> [Stated exercise]
Every record should be written out exactly, with the pictures left out.
======== Items ========
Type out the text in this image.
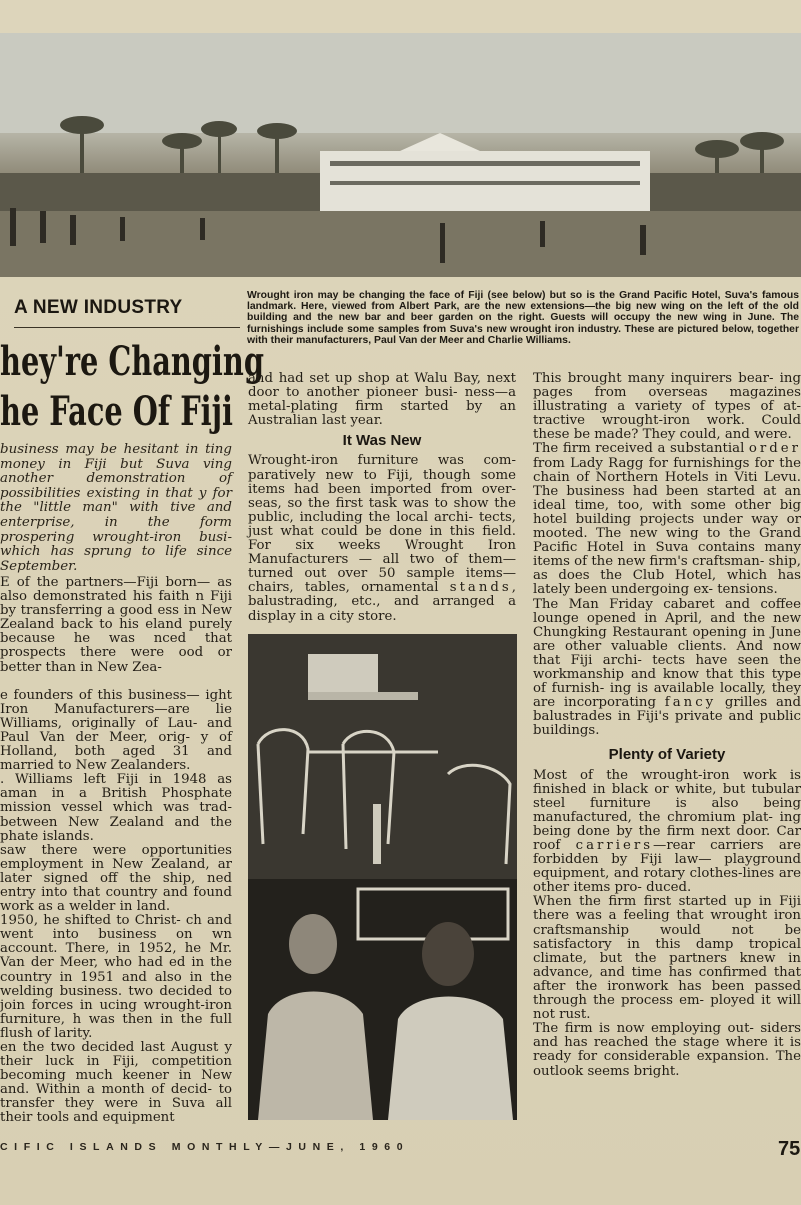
Wrought iron may be changing the face of Fiji (see below) but so is the Grand Pacific Hotel, Suva's famous landmark. Here, viewed from Albert Park, are the new extensions—the big new wing on the left of the old building and the new bar and beer garden on the right. Guests will occupy the new wing in June. The furnishings include some samples from Suva's new wrought iron industry. These are pictured below, together with their manufacturers, Paul Van der Meer and Charlie Williams.
A NEW INDUSTRY
hey're Changing
he Face Of Fiji

business may be hesitant in ting money in Fiji but Suva ving another demonstration of possibilities existing in that y for the "little man" with tive and enterprise, in the form prospering wrought-iron busi- which has sprung to life since September.

E of the partners—Fiji born— as also demonstrated his faith n Fiji by transferring a good ess in New Zealand back to his eland purely because he was nced that prospects there were ood or better than in New Zea-

e founders of this business— ight Iron Manufacturers—are lie Williams, originally of Lau- and Paul Van der Meer, orig- y of Holland, both aged 31 and married to New Zealanders.

. Williams left Fiji in 1948 as aman in a British Phosphate mission vessel which was trad- between New Zealand and the phate islands.

saw there were opportunities employment in New Zealand, ar later signed off the ship, ned entry into that country and found work as a welder in land.

1950, he shifted to Christ- ch and went into business on wn account. There, in 1952, he Mr. Van der Meer, who had ed in the country in 1951 and also in the welding business. two decided to join forces in ucing wrought-iron furniture, h was then in the full flush of larity.

en the two decided last August y their luck in Fiji, competition becoming much keener in New and. Within a month of decid- to transfer they were in Suva all their tools and equipment

and had set up shop at Walu Bay, next door to another pioneer busi- ness—a metal-plating firm started by an Australian last year.

It Was New

Wrought-iron furniture was com- paratively new to Fiji, though some items had been imported from over- seas, so the first task was to show the public, including the local archi- tects, just what could be done in this field. For six weeks Wrought Iron Manufacturers — all two of them—turned out over 50 sample items—chairs, tables, ornamental stands, balustrading, etc., and arranged a display in a city store.

This brought many inquirers bear- ing pages from overseas magazines illustrating a variety of types of at- tractive wrought-iron work. Could these be made? They could, and were.

The firm received a substantial order from Lady Ragg for furnishings for the chain of Northern Hotels in Viti Levu. The business had been started at an ideal time, too, with some other big hotel building projects under way or mooted. The new wing to the Grand Pacific Hotel in Suva contains many items of the new firm's craftsman- ship, as does the Club Hotel, which has lately been undergoing ex- tensions.

The Man Friday cabaret and coffee lounge opened in April, and the new Chungking Restaurant opening in June are other valuable clients. And now that Fiji archi- tects have seen the workmanship and know that this type of furnish- ing is available locally, they are incorporating fancy grilles and balustrades in Fiji's private and public buildings.

Plenty of Variety

Most of the wrought-iron work is finished in black or white, but tubular steel furniture is also being manufactured, the chromium plat- ing being done by the firm next door. Car roof carriers—rear carriers are forbidden by Fiji law— playground equipment, and rotary clothes-lines are other items pro- duced.

When the firm first started up in Fiji there was a feeling that wrought iron craftsmanship would not be satisfactory in this damp tropical climate, but the partners knew in advance, and time has confirmed that after the ironwork has been passed through the process em- ployed it will not rust.

The firm is now employing out- siders and has reached the stage where it is ready for considerable expansion. The outlook seems bright.

CIFIC ISLANDS MONTHLY—JUNE, 1960	75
========
> [Answer to this task]
Type out the text in this image.
Wrought iron may be changing the face of Fiji (see below) but so is the Grand Pacific Hotel, Suva's famous landmark. Here, viewed from Albert Park, are the new extensions—the big new wing on the left of the old building and the new bar and beer garden on the right. Guests will occupy the new wing in June. The furnishings include some samples from Suva's new wrought iron industry. These are pictured below, together with their manufacturers, Paul Van der Meer and Charlie Williams.
A NEW INDUSTRY
hey're Changing
he Face Of Fiji

business may be hesitant in ting money in Fiji but Suva ving another demonstration of possibilities existing in that y for the "little man" with tive and enterprise, in the form prospering wrought-iron busi- which has sprung to life since September.

E of the partners—Fiji born— as also demonstrated his faith n Fiji by transferring a good ess in New Zealand back to his eland purely because he was nced that prospects there were ood or better than in New Zea-

e founders of this business— ight Iron Manufacturers—are lie Williams, originally of Lau- and Paul Van der Meer, orig- y of Holland, both aged 31 and married to New Zealanders.

. Williams left Fiji in 1948 as aman in a British Phosphate mission vessel which was trad- between New Zealand and the phate islands.

saw there were opportunities employment in New Zealand, ar later signed off the ship, ned entry into that country and found work as a welder in land.

1950, he shifted to Christ- ch and went into business on wn account. There, in 1952, he Mr. Van der Meer, who had ed in the country in 1951 and also in the welding business. two decided to join forces in ucing wrought-iron furniture, h was then in the full flush of larity.

en the two decided last August y their luck in Fiji, competition becoming much keener in New and. Within a month of decid- to transfer they were in Suva all their tools and equipment

and had set up shop at Walu Bay, next door to another pioneer busi- ness—a metal-plating firm started by an Australian last year.

It Was New

Wrought-iron furniture was com- paratively new to Fiji, though some items had been imported from over- seas, so the first task was to show the public, including the local archi- tects, just what could be done in this field. For six weeks Wrought Iron Manufacturers — all two of them—turned out over 50 sample items—chairs, tables, ornamental stands, balustrading, etc., and arranged a display in a city store.

This brought many inquirers bear- ing pages from overseas magazines illustrating a variety of types of at- tractive wrought-iron work. Could these be made? They could, and were.

The firm received a substantial order from Lady Ragg for furnishings for the chain of Northern Hotels in Viti Levu. The business had been started at an ideal time, too, with some other big hotel building projects under way or mooted. The new wing to the Grand Pacific Hotel in Suva contains many items of the new firm's craftsman- ship, as does the Club Hotel, which has lately been undergoing ex- tensions.

The Man Friday cabaret and coffee lounge opened in April, and the new Chungking Restaurant opening in June are other valuable clients. And now that Fiji archi- tects have seen the workmanship and know that this type of furnish- ing is available locally, they are incorporating fancy grilles and balustrades in Fiji's private and public buildings.

Plenty of Variety

Most of the wrought-iron work is finished in black or white, but tubular steel furniture is also being manufactured, the chromium plat- ing being done by the firm next door. Car roof carriers—rear carriers are forbidden by Fiji law— playground equipment, and rotary clothes-lines are other items pro- duced.

When the firm first started up in Fiji there was a feeling that wrought iron craftsmanship would not be satisfactory in this damp tropical climate, but the partners knew in advance, and time has confirmed that after the ironwork has been passed through the process em- ployed it will not rust.

The firm is now employing out- siders and has reached the stage where it is ready for considerable expansion. The outlook seems bright.

CIFIC ISLANDS MONTHLY—JUNE, 1960	75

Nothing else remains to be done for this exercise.